◆ **Task description**
Every record must be repeated exactly; omit any pictures they contain.

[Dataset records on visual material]

####

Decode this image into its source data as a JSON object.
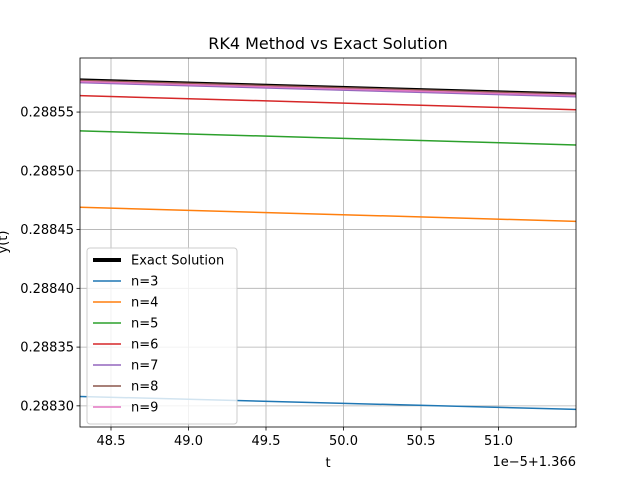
{
  "chart_data": {
    "type": "line",
    "title": "RK4 Method vs Exact Solution",
    "xlabel": "t",
    "ylabel": "y(t)",
    "x_offset_label": "1e−5+1.366",
    "xlim": [
      48.3,
      51.5
    ],
    "ylim": [
      0.288282,
      0.288596
    ],
    "xticks": [
      48.5,
      49.0,
      49.5,
      50.0,
      50.5,
      51.0
    ],
    "xtick_labels": [
      "48.5",
      "49.0",
      "49.5",
      "50.0",
      "50.5",
      "51.0"
    ],
    "yticks": [
      0.2883,
      0.28835,
      0.2884,
      0.28845,
      0.2885,
      0.28855
    ],
    "ytick_labels": [
      "0.28830",
      "0.28835",
      "0.28840",
      "0.28845",
      "0.28850",
      "0.28855"
    ],
    "grid": true,
    "legend_position": "lower-left",
    "x": [
      48.3,
      51.5
    ],
    "series": [
      {
        "name": "Exact Solution",
        "values": [
          0.288578,
          0.288566
        ],
        "color": "#000000",
        "width": 1.5,
        "legend_width": 4
      },
      {
        "name": "n=3",
        "values": [
          0.288308,
          0.288297
        ],
        "color": "#1f77b4",
        "width": 1.5
      },
      {
        "name": "n=4",
        "values": [
          0.288469,
          0.288457
        ],
        "color": "#ff7f0e",
        "width": 1.5
      },
      {
        "name": "n=5",
        "values": [
          0.288534,
          0.288522
        ],
        "color": "#2ca02c",
        "width": 1.5
      },
      {
        "name": "n=6",
        "values": [
          0.288564,
          0.288552
        ],
        "color": "#d62728",
        "width": 1.5
      },
      {
        "name": "n=7",
        "values": [
          0.288575,
          0.288563
        ],
        "color": "#9467bd",
        "width": 1.5
      },
      {
        "name": "n=8",
        "values": [
          0.288577,
          0.288565
        ],
        "color": "#8c564b",
        "width": 1.5
      },
      {
        "name": "n=9",
        "values": [
          0.288576,
          0.288564
        ],
        "color": "#e377c2",
        "width": 1.5
      }
    ]
  }
}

####

◆ **Expected answer**
Decode this image into its source data as a JSON object.
{
  "chart_data": {
    "type": "line",
    "title": "RK4 Method vs Exact Solution",
    "xlabel": "t",
    "ylabel": "y(t)",
    "x_offset_label": "1e−5+1.366",
    "xlim": [
      48.3,
      51.5
    ],
    "ylim": [
      0.288282,
      0.288596
    ],
    "xticks": [
      48.5,
      49.0,
      49.5,
      50.0,
      50.5,
      51.0
    ],
    "xtick_labels": [
      "48.5",
      "49.0",
      "49.5",
      "50.0",
      "50.5",
      "51.0"
    ],
    "yticks": [
      0.2883,
      0.28835,
      0.2884,
      0.28845,
      0.2885,
      0.28855
    ],
    "ytick_labels": [
      "0.28830",
      "0.28835",
      "0.28840",
      "0.28845",
      "0.28850",
      "0.28855"
    ],
    "grid": true,
    "legend_position": "lower-left",
    "x": [
      48.3,
      51.5
    ],
    "series": [
      {
        "name": "Exact Solution",
        "values": [
          0.288578,
          0.288566
        ],
        "color": "#000000",
        "width": 1.5,
        "legend_width": 4
      },
      {
        "name": "n=3",
        "values": [
          0.288308,
          0.288297
        ],
        "color": "#1f77b4",
        "width": 1.5
      },
      {
        "name": "n=4",
        "values": [
          0.288469,
          0.288457
        ],
        "color": "#ff7f0e",
        "width": 1.5
      },
      {
        "name": "n=5",
        "values": [
          0.288534,
          0.288522
        ],
        "color": "#2ca02c",
        "width": 1.5
      },
      {
        "name": "n=6",
        "values": [
          0.288564,
          0.288552
        ],
        "color": "#d62728",
        "width": 1.5
      },
      {
        "name": "n=7",
        "values": [
          0.288575,
          0.288563
        ],
        "color": "#9467bd",
        "width": 1.5
      },
      {
        "name": "n=8",
        "values": [
          0.288577,
          0.288565
        ],
        "color": "#8c564b",
        "width": 1.5
      },
      {
        "name": "n=9",
        "values": [
          0.288576,
          0.288564
        ],
        "color": "#e377c2",
        "width": 1.5
      }
    ]
  }
}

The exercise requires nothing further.